__Work instructions__. Wherever the string "TreeSize" occurs in a line of these records, report that line.

__Data__.
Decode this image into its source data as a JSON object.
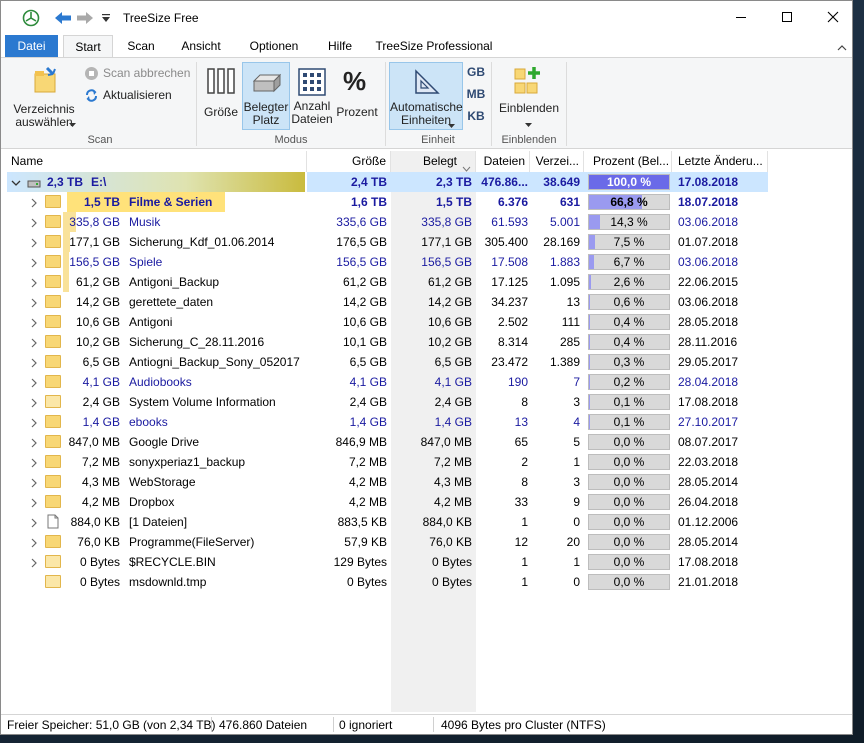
{
  "window": {
    "title": "TreeSize Free"
  },
  "tabs": [
    "Datei",
    "Start",
    "Scan",
    "Ansicht",
    "Optionen",
    "Hilfe",
    "TreeSize Professional"
  ],
  "ribbon": {
    "choose_dir": "Verzeichnis auswählen",
    "cancel_scan": "Scan abbrechen",
    "refresh": "Aktualisieren",
    "size": "Größe",
    "allocated": "Belegter Platz",
    "file_count": "Anzahl Dateien",
    "percent": "Prozent",
    "percent_glyph": "%",
    "auto_units": "Automatische Einheiten",
    "gb": "GB",
    "mb": "MB",
    "kb": "KB",
    "show": "Einblenden",
    "groups": [
      "Scan",
      "Modus",
      "Einheit",
      "Einblenden"
    ]
  },
  "columns": [
    "Name",
    "Größe",
    "Belegt",
    "Dateien",
    "Verzei...",
    "Prozent (Bel...",
    "Letzte Änderu..."
  ],
  "root": {
    "size": "2,3 TB",
    "name": "E:\\",
    "groesse": "2,4 TB",
    "belegt": "2,3 TB",
    "dateien": "476.86...",
    "verz": "38.649",
    "prozent": "100,0 %",
    "pct_value": 100.0,
    "datum": "17.08.2018"
  },
  "rows": [
    {
      "size": "1,5 TB",
      "name": "Filme & Serien",
      "groesse": "1,6 TB",
      "belegt": "1,5 TB",
      "dateien": "6.376",
      "verz": "631",
      "prozent": "66,8 %",
      "pct_value": 66.8,
      "datum": "18.07.2018",
      "style": "selected",
      "expandable": true,
      "folder": "normal",
      "size_fill": 1.0
    },
    {
      "size": "335,8 GB",
      "name": "Musik",
      "groesse": "335,6 GB",
      "belegt": "335,8 GB",
      "dateien": "61.593",
      "verz": "5.001",
      "prozent": "14,3 %",
      "pct_value": 14.3,
      "datum": "03.06.2018",
      "style": "blue",
      "expandable": true,
      "folder": "normal",
      "size_fill": 0.22
    },
    {
      "size": "177,1 GB",
      "name": "Sicherung_Kdf_01.06.2014",
      "groesse": "176,5 GB",
      "belegt": "177,1 GB",
      "dateien": "305.400",
      "verz": "28.169",
      "prozent": "7,5 %",
      "pct_value": 7.5,
      "datum": "01.07.2018",
      "style": "normal",
      "expandable": true,
      "folder": "normal",
      "size_fill": 0.12
    },
    {
      "size": "156,5 GB",
      "name": "Spiele",
      "groesse": "156,5 GB",
      "belegt": "156,5 GB",
      "dateien": "17.508",
      "verz": "1.883",
      "prozent": "6,7 %",
      "pct_value": 6.7,
      "datum": "03.06.2018",
      "style": "blue",
      "expandable": true,
      "folder": "normal",
      "size_fill": 0.1
    },
    {
      "size": "61,2 GB",
      "name": "Antigoni_Backup",
      "groesse": "61,2 GB",
      "belegt": "61,2 GB",
      "dateien": "17.125",
      "verz": "1.095",
      "prozent": "2,6 %",
      "pct_value": 2.6,
      "datum": "22.06.2015",
      "style": "normal",
      "expandable": true,
      "folder": "normal",
      "size_fill": 0.04
    },
    {
      "size": "14,2 GB",
      "name": "gerettete_daten",
      "groesse": "14,2 GB",
      "belegt": "14,2 GB",
      "dateien": "34.237",
      "verz": "13",
      "prozent": "0,6 %",
      "pct_value": 0.6,
      "datum": "03.06.2018",
      "style": "normal",
      "expandable": true,
      "folder": "normal",
      "size_fill": 0
    },
    {
      "size": "10,6 GB",
      "name": "Antigoni",
      "groesse": "10,6 GB",
      "belegt": "10,6 GB",
      "dateien": "2.502",
      "verz": "111",
      "prozent": "0,4 %",
      "pct_value": 0.4,
      "datum": "28.05.2018",
      "style": "normal",
      "expandable": true,
      "folder": "normal",
      "size_fill": 0
    },
    {
      "size": "10,2 GB",
      "name": "Sicherung_C_28.11.2016",
      "groesse": "10,1 GB",
      "belegt": "10,2 GB",
      "dateien": "8.314",
      "verz": "285",
      "prozent": "0,4 %",
      "pct_value": 0.4,
      "datum": "28.11.2016",
      "style": "normal",
      "expandable": true,
      "folder": "normal",
      "size_fill": 0
    },
    {
      "size": "6,5 GB",
      "name": "Antiogni_Backup_Sony_052017",
      "groesse": "6,5 GB",
      "belegt": "6,5 GB",
      "dateien": "23.472",
      "verz": "1.389",
      "prozent": "0,3 %",
      "pct_value": 0.3,
      "datum": "29.05.2017",
      "style": "normal",
      "expandable": true,
      "folder": "normal",
      "size_fill": 0
    },
    {
      "size": "4,1 GB",
      "name": "Audiobooks",
      "groesse": "4,1 GB",
      "belegt": "4,1 GB",
      "dateien": "190",
      "verz": "7",
      "prozent": "0,2 %",
      "pct_value": 0.2,
      "datum": "28.04.2018",
      "style": "blue",
      "expandable": true,
      "folder": "normal",
      "size_fill": 0
    },
    {
      "size": "2,4 GB",
      "name": "System Volume Information",
      "groesse": "2,4 GB",
      "belegt": "2,4 GB",
      "dateien": "8",
      "verz": "3",
      "prozent": "0,1 %",
      "pct_value": 0.1,
      "datum": "17.08.2018",
      "style": "normal",
      "expandable": true,
      "folder": "pale",
      "size_fill": 0
    },
    {
      "size": "1,4 GB",
      "name": "ebooks",
      "groesse": "1,4 GB",
      "belegt": "1,4 GB",
      "dateien": "13",
      "verz": "4",
      "prozent": "0,1 %",
      "pct_value": 0.1,
      "datum": "27.10.2017",
      "style": "blue",
      "expandable": true,
      "folder": "normal",
      "size_fill": 0
    },
    {
      "size": "847,0 MB",
      "name": "Google Drive",
      "groesse": "846,9 MB",
      "belegt": "847,0 MB",
      "dateien": "65",
      "verz": "5",
      "prozent": "0,0 %",
      "pct_value": 0.0,
      "datum": "08.07.2017",
      "style": "normal",
      "expandable": true,
      "folder": "normal",
      "size_fill": 0
    },
    {
      "size": "7,2 MB",
      "name": "sonyxperiaz1_backup",
      "groesse": "7,2 MB",
      "belegt": "7,2 MB",
      "dateien": "2",
      "verz": "1",
      "prozent": "0,0 %",
      "pct_value": 0.0,
      "datum": "22.03.2018",
      "style": "normal",
      "expandable": true,
      "folder": "normal",
      "size_fill": 0
    },
    {
      "size": "4,3 MB",
      "name": "WebStorage",
      "groesse": "4,2 MB",
      "belegt": "4,3 MB",
      "dateien": "8",
      "verz": "3",
      "prozent": "0,0 %",
      "pct_value": 0.0,
      "datum": "28.05.2014",
      "style": "normal",
      "expandable": true,
      "folder": "normal",
      "size_fill": 0
    },
    {
      "size": "4,2 MB",
      "name": "Dropbox",
      "groesse": "4,2 MB",
      "belegt": "4,2 MB",
      "dateien": "33",
      "verz": "9",
      "prozent": "0,0 %",
      "pct_value": 0.0,
      "datum": "26.04.2018",
      "style": "normal",
      "expandable": true,
      "folder": "normal",
      "size_fill": 0
    },
    {
      "size": "884,0 KB",
      "name": "[1 Dateien]",
      "groesse": "883,5 KB",
      "belegt": "884,0 KB",
      "dateien": "1",
      "verz": "0",
      "prozent": "0,0 %",
      "pct_value": 0.0,
      "datum": "01.12.2006",
      "style": "normal",
      "expandable": true,
      "folder": "file",
      "size_fill": 0
    },
    {
      "size": "76,0 KB",
      "name": "Programme(FileServer)",
      "groesse": "57,9 KB",
      "belegt": "76,0 KB",
      "dateien": "12",
      "verz": "20",
      "prozent": "0,0 %",
      "pct_value": 0.0,
      "datum": "28.05.2014",
      "style": "normal",
      "expandable": true,
      "folder": "normal",
      "size_fill": 0
    },
    {
      "size": "0 Bytes",
      "name": "$RECYCLE.BIN",
      "groesse": "129 Bytes",
      "belegt": "0 Bytes",
      "dateien": "1",
      "verz": "1",
      "prozent": "0,0 %",
      "pct_value": 0.0,
      "datum": "17.08.2018",
      "style": "normal",
      "expandable": true,
      "folder": "pale",
      "size_fill": 0
    },
    {
      "size": "0 Bytes",
      "name": "msdownld.tmp",
      "groesse": "0 Bytes",
      "belegt": "0 Bytes",
      "dateien": "1",
      "verz": "0",
      "prozent": "0,0 %",
      "pct_value": 0.0,
      "datum": "21.01.2018",
      "style": "normal",
      "expandable": false,
      "folder": "pale",
      "size_fill": 0
    }
  ],
  "status": {
    "free": "Freier Speicher: 51,0 GB  (von 2,34 TB)",
    "files": "476.860  Dateien",
    "ignored": "0 ignoriert",
    "cluster": "4096  Bytes pro Cluster (NTFS)"
  },
  "colors": {
    "selected_row": "#cce6ff",
    "blue_text": "#1a1aa0",
    "bar_fill": "#9a9af0",
    "folder": "#f8d775",
    "ribbon_file_tab": "#2b79d0"
  }
}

__The solution__.
    "title": "TreeSize Free"
    "TreeSize Professional"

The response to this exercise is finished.